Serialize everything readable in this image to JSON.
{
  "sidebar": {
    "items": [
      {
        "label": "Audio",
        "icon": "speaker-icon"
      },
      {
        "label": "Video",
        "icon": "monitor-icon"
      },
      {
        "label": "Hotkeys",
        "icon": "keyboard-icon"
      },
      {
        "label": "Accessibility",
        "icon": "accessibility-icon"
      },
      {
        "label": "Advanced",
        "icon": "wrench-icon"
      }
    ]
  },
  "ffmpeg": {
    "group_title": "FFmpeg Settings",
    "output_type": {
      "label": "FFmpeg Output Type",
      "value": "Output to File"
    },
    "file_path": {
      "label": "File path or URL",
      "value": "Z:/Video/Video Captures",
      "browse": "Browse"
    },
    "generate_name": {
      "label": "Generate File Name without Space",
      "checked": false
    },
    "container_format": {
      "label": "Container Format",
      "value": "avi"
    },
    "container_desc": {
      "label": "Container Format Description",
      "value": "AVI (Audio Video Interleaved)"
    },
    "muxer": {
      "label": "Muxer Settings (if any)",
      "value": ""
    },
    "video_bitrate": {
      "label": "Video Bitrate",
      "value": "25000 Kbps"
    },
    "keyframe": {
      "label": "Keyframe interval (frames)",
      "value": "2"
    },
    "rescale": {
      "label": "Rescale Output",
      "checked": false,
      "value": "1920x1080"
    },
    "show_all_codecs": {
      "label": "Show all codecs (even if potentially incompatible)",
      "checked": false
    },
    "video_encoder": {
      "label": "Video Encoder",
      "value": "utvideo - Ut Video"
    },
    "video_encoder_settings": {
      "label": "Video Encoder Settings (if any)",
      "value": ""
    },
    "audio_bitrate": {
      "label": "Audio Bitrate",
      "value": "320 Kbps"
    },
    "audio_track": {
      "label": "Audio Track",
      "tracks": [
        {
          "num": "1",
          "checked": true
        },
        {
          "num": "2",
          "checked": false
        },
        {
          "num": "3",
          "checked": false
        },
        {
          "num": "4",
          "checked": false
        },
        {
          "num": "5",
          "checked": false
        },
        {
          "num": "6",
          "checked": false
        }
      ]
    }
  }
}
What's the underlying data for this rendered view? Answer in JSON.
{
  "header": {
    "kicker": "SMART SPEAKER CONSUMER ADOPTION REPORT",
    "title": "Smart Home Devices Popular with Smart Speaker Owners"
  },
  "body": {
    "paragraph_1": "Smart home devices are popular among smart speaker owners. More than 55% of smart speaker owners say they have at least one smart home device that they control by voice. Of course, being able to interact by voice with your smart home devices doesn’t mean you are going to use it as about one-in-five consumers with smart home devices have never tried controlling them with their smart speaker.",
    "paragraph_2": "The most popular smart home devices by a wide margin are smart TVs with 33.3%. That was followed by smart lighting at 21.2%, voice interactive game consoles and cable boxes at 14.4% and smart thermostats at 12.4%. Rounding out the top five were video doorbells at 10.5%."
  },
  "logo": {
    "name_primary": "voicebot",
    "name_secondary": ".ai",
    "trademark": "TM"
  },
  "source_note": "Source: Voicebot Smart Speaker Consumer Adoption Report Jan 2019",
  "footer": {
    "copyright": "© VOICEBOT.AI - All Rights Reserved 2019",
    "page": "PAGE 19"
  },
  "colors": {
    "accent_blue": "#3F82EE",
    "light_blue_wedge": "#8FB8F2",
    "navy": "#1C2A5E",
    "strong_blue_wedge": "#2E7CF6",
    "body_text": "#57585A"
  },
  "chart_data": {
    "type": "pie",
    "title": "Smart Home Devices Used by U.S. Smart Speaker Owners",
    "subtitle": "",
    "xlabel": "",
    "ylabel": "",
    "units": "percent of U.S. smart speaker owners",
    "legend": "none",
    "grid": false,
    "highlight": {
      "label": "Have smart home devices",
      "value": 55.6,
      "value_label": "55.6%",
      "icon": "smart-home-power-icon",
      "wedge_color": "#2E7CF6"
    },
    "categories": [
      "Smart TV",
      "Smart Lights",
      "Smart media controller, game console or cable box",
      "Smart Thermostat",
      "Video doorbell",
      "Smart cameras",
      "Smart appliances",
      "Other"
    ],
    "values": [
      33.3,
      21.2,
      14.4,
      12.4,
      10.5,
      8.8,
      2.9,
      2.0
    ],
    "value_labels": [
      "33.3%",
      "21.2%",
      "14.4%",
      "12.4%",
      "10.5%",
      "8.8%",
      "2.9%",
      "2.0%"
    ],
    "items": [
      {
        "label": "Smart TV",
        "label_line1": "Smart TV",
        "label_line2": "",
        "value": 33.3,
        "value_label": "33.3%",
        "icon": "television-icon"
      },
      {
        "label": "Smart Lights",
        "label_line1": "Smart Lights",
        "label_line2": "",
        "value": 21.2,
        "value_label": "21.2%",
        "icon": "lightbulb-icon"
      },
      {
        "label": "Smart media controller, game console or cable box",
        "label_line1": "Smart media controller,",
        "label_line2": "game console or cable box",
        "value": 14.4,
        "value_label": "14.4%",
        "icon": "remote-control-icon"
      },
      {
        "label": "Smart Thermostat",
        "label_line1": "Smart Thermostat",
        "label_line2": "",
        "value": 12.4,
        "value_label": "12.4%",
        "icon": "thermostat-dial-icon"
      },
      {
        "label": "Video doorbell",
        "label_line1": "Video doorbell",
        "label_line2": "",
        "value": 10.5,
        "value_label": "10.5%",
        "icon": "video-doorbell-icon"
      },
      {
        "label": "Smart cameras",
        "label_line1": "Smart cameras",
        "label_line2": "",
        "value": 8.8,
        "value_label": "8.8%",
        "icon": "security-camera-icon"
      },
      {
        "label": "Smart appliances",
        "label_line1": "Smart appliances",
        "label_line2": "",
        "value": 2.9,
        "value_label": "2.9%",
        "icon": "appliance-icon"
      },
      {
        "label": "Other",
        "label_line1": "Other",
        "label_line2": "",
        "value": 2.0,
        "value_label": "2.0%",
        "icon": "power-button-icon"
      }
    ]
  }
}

------

* _EXERCISE DETAILS_: Exactly reproduce all of the entries.

* _RESPONSE TO THE TASK_:
Serialize everything readable in this image to JSON.
{
  "sidebar": {
    "items": [
      {
        "label": "Audio",
        "icon": "speaker-icon"
      },
      {
        "label": "Video",
        "icon": "monitor-icon"
      },
      {
        "label": "Hotkeys",
        "icon": "keyboard-icon"
      },
      {
        "label": "Accessibility",
        "icon": "accessibility-icon"
      },
      {
        "label": "Advanced",
        "icon": "wrench-icon"
      }
    ]
  },
  "ffmpeg": {
    "group_title": "FFmpeg Settings",
    "output_type": {
      "label": "FFmpeg Output Type",
      "value": "Output to File"
    },
    "file_path": {
      "label": "File path or URL",
      "value": "Z:/Video/Video Captures",
      "browse": "Browse"
    },
    "generate_name": {
      "label": "Generate File Name without Space",
      "checked": false
    },
    "container_format": {
      "label": "Container Format",
      "value": "avi"
    },
    "container_desc": {
      "label": "Container Format Description",
      "value": "AVI (Audio Video Interleaved)"
    },
    "muxer": {
      "label": "Muxer Settings (if any)",
      "value": ""
    },
    "video_bitrate": {
      "label": "Video Bitrate",
      "value": "25000 Kbps"
    },
    "keyframe": {
      "label": "Keyframe interval (frames)",
      "value": "2"
    },
    "rescale": {
      "label": "Rescale Output",
      "checked": false,
      "value": "1920x1080"
    },
    "show_all_codecs": {
      "label": "Show all codecs (even if potentially incompatible)",
      "checked": false
    },
    "video_encoder": {
      "label": "Video Encoder",
      "value": "utvideo - Ut Video"
    },
    "video_encoder_settings": {
      "label": "Video Encoder Settings (if any)",
      "value": ""
    },
    "audio_bitrate": {
      "label": "Audio Bitrate",
      "value": "320 Kbps"
    },
    "audio_track": {
      "label": "Audio Track",
      "tracks": [
        {
          "num": "1",
          "checked": true
        },
        {
          "num": "2",
          "checked": false
        },
        {
          "num": "3",
          "checked": false
        },
        {
          "num": "4",
          "checked": false
        },
        {
          "num": "5",
          "checked": false
        },
        {
          "num": "6",
          "checked": false
        }
      ]
    }
  }
}
What's the underlying data for this rendered view? Answer in JSON.
{
  "header": {
    "kicker": "SMART SPEAKER CONSUMER ADOPTION REPORT",
    "title": "Smart Home Devices Popular with Smart Speaker Owners"
  },
  "body": {
    "paragraph_1": "Smart home devices are popular among smart speaker owners. More than 55% of smart speaker owners say they have at least one smart home device that they control by voice. Of course, being able to interact by voice with your smart home devices doesn’t mean you are going to use it as about one-in-five consumers with smart home devices have never tried controlling them with their smart speaker.",
    "paragraph_2": "The most popular smart home devices by a wide margin are smart TVs with 33.3%. That was followed by smart lighting at 21.2%, voice interactive game consoles and cable boxes at 14.4% and smart thermostats at 12.4%. Rounding out the top five were video doorbells at 10.5%."
  },
  "logo": {
    "name_primary": "voicebot",
    "name_secondary": ".ai",
    "trademark": "TM"
  },
  "source_note": "Source: Voicebot Smart Speaker Consumer Adoption Report Jan 2019",
  "footer": {
    "copyright": "© VOICEBOT.AI - All Rights Reserved 2019",
    "page": "PAGE 19"
  },
  "colors": {
    "accent_blue": "#3F82EE",
    "light_blue_wedge": "#8FB8F2",
    "navy": "#1C2A5E",
    "strong_blue_wedge": "#2E7CF6",
    "body_text": "#57585A"
  },
  "chart_data": {
    "type": "pie",
    "title": "Smart Home Devices Used by U.S. Smart Speaker Owners",
    "subtitle": "",
    "xlabel": "",
    "ylabel": "",
    "units": "percent of U.S. smart speaker owners",
    "legend": "none",
    "grid": false,
    "highlight": {
      "label": "Have smart home devices",
      "value": 55.6,
      "value_label": "55.6%",
      "icon": "smart-home-power-icon",
      "wedge_color": "#2E7CF6"
    },
    "categories": [
      "Smart TV",
      "Smart Lights",
      "Smart media controller, game console or cable box",
      "Smart Thermostat",
      "Video doorbell",
      "Smart cameras",
      "Smart appliances",
      "Other"
    ],
    "values": [
      33.3,
      21.2,
      14.4,
      12.4,
      10.5,
      8.8,
      2.9,
      2.0
    ],
    "value_labels": [
      "33.3%",
      "21.2%",
      "14.4%",
      "12.4%",
      "10.5%",
      "8.8%",
      "2.9%",
      "2.0%"
    ],
    "items": [
      {
        "label": "Smart TV",
        "label_line1": "Smart TV",
        "label_line2": "",
        "value": 33.3,
        "value_label": "33.3%",
        "icon": "television-icon"
      },
      {
        "label": "Smart Lights",
        "label_line1": "Smart Lights",
        "label_line2": "",
        "value": 21.2,
        "value_label": "21.2%",
        "icon": "lightbulb-icon"
      },
      {
        "label": "Smart media controller, game console or cable box",
        "label_line1": "Smart media controller,",
        "label_line2": "game console or cable box",
        "value": 14.4,
        "value_label": "14.4%",
        "icon": "remote-control-icon"
      },
      {
        "label": "Smart Thermostat",
        "label_line1": "Smart Thermostat",
        "label_line2": "",
        "value": 12.4,
        "value_label": "12.4%",
        "icon": "thermostat-dial-icon"
      },
      {
        "label": "Video doorbell",
        "label_line1": "Video doorbell",
        "label_line2": "",
        "value": 10.5,
        "value_label": "10.5%",
        "icon": "video-doorbell-icon"
      },
      {
        "label": "Smart cameras",
        "label_line1": "Smart cameras",
        "label_line2": "",
        "value": 8.8,
        "value_label": "8.8%",
        "icon": "security-camera-icon"
      },
      {
        "label": "Smart appliances",
        "label_line1": "Smart appliances",
        "label_line2": "",
        "value": 2.9,
        "value_label": "2.9%",
        "icon": "appliance-icon"
      },
      {
        "label": "Other",
        "label_line1": "Other",
        "label_line2": "",
        "value": 2.0,
        "value_label": "2.0%",
        "icon": "power-button-icon"
      }
    ]
  }
}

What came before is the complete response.